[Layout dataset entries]
# # # #

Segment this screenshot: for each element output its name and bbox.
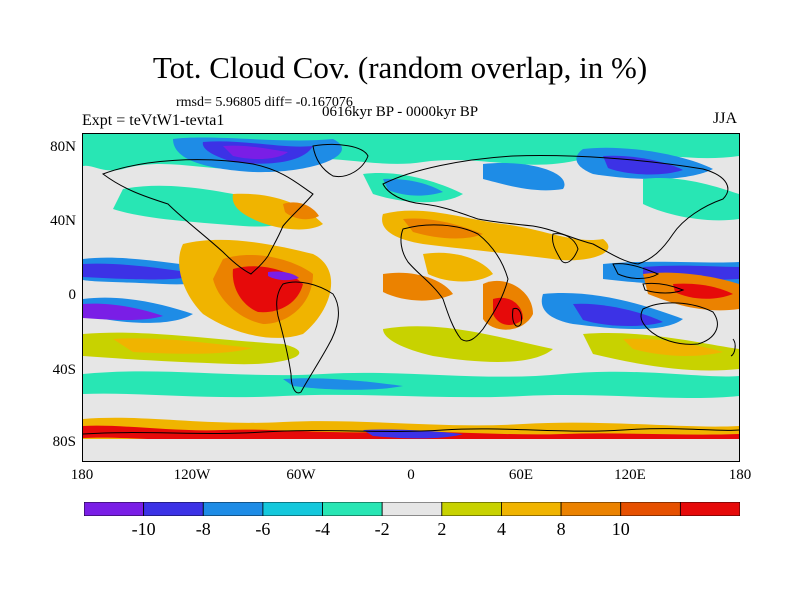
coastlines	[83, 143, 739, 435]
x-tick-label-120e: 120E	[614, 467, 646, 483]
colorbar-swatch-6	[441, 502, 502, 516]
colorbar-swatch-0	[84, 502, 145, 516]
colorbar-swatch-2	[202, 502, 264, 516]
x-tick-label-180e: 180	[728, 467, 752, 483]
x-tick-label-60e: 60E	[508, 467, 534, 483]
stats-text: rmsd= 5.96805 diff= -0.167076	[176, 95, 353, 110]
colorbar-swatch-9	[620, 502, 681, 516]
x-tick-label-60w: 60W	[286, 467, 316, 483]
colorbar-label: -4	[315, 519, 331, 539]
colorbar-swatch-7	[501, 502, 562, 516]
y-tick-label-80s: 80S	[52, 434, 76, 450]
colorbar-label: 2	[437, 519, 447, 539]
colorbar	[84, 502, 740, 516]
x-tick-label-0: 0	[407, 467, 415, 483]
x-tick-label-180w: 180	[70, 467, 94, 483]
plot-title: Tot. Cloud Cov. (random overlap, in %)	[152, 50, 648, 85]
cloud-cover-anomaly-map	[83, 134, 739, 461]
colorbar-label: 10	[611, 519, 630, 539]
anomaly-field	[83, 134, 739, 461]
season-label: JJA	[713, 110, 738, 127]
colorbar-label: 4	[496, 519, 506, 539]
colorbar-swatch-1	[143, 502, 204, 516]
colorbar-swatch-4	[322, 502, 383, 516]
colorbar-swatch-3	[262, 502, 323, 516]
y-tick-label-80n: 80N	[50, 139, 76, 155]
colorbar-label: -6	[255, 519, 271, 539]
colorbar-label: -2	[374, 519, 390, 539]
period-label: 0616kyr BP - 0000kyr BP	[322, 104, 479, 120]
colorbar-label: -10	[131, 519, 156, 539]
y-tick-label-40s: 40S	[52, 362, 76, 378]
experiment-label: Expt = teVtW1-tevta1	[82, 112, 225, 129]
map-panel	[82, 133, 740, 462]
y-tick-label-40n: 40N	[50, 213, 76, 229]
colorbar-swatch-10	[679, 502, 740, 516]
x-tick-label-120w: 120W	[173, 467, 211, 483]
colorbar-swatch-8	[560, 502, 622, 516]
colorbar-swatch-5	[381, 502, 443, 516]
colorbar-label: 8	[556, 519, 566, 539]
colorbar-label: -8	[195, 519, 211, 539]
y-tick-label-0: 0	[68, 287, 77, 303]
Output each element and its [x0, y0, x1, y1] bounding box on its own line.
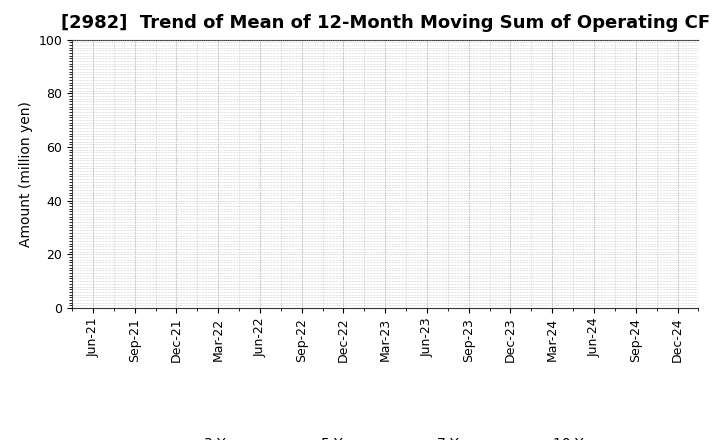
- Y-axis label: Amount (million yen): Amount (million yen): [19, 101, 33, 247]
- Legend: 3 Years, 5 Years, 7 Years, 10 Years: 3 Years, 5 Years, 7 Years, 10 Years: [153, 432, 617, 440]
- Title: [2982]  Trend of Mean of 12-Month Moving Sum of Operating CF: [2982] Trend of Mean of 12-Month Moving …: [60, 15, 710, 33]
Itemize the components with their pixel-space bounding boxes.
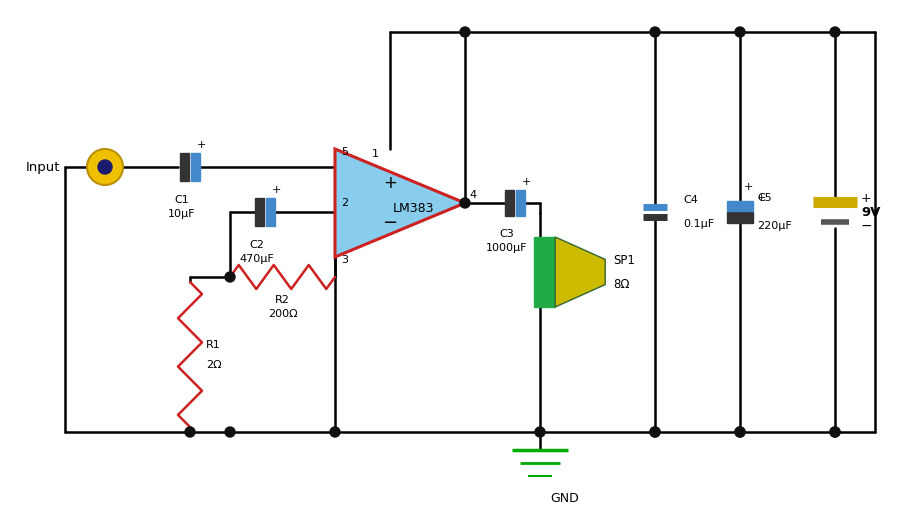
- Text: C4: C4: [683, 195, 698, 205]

# # # #

Challenge: Lay out the lines above as a JSON list of strings, one string for each line. Start with the line that contains "- Y-axis label: Amount", go through the end of the rows with both ends included, skip blank lines, and leave out the pictures.

Answer to this task:
[
  "- Y-axis label: Amount (million yen): Amount (million yen): [19, 101, 33, 247]",
  "- Legend: 3 Years, 5 Years, 7 Years, 10 Years: 3 Years, 5 Years, 7 Years, 10 Years: [153, 432, 617, 440]",
  "- Title: [2982]  Trend of Mean of 12-Month Moving Sum of Operating CF: [2982] Trend of Mean of 12-Month Moving …: [60, 15, 710, 33]",
  "Itemize the components with their pixel-space bounding boxes.",
  "- Text: C4: C4: [683, 195, 698, 205]"
]